Set exercise - The data below needs to be returned exactly, line for line.

---- Provided entries

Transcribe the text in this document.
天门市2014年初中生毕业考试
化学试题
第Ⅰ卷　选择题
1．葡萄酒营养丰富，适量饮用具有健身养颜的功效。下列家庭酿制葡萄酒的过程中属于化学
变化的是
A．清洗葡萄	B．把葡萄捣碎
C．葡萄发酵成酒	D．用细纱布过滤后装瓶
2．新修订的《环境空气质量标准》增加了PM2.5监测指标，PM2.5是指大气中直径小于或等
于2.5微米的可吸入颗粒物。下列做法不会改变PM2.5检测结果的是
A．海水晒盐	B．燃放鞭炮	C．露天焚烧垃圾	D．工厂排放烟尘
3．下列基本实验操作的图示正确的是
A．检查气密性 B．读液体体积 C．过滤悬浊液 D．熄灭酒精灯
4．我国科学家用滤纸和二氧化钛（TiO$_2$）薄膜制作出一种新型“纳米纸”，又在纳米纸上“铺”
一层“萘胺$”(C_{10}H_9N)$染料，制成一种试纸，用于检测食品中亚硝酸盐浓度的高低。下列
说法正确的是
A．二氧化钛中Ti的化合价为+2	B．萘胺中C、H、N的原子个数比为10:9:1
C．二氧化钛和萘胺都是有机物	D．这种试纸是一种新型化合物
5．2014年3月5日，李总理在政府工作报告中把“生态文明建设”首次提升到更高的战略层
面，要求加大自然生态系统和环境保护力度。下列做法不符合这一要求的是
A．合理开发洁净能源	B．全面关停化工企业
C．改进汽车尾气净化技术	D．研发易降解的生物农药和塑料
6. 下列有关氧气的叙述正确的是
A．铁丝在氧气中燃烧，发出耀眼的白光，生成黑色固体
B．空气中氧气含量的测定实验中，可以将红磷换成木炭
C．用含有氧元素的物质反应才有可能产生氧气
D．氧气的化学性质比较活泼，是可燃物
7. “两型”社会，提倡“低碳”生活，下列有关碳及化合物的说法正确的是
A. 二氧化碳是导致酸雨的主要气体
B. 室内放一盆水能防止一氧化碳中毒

--------

Right answer -
Transcribe the text in this document.
天门市2014年初中生毕业考试
化学试题
第Ⅰ卷　选择题
1．葡萄酒营养丰富，适量饮用具有健身养颜的功效。下列家庭酿制葡萄酒的过程中属于化学
变化的是
A．清洗葡萄	B．把葡萄捣碎
C．葡萄发酵成酒	D．用细纱布过滤后装瓶
2．新修订的《环境空气质量标准》增加了PM2.5监测指标，PM2.5是指大气中直径小于或等
于2.5微米的可吸入颗粒物。下列做法不会改变PM2.5检测结果的是
A．海水晒盐	B．燃放鞭炮	C．露天焚烧垃圾	D．工厂排放烟尘
3．下列基本实验操作的图示正确的是
A．检查气密性 B．读液体体积 C．过滤悬浊液 D．熄灭酒精灯
4．我国科学家用滤纸和二氧化钛（TiO$_2$）薄膜制作出一种新型“纳米纸”，又在纳米纸上“铺”
一层“萘胺$”(C_{10}H_9N)$染料，制成一种试纸，用于检测食品中亚硝酸盐浓度的高低。下列
说法正确的是
A．二氧化钛中Ti的化合价为+2	B．萘胺中C、H、N的原子个数比为10:9:1
C．二氧化钛和萘胺都是有机物	D．这种试纸是一种新型化合物
5．2014年3月5日，李总理在政府工作报告中把“生态文明建设”首次提升到更高的战略层
面，要求加大自然生态系统和环境保护力度。下列做法不符合这一要求的是
A．合理开发洁净能源	B．全面关停化工企业
C．改进汽车尾气净化技术	D．研发易降解的生物农药和塑料
6. 下列有关氧气的叙述正确的是
A．铁丝在氧气中燃烧，发出耀眼的白光，生成黑色固体
B．空气中氧气含量的测定实验中，可以将红磷换成木炭
C．用含有氧元素的物质反应才有可能产生氧气
D．氧气的化学性质比较活泼，是可燃物
7. “两型”社会，提倡“低碳”生活，下列有关碳及化合物的说法正确的是
A. 二氧化碳是导致酸雨的主要气体
B. 室内放一盆水能防止一氧化碳中毒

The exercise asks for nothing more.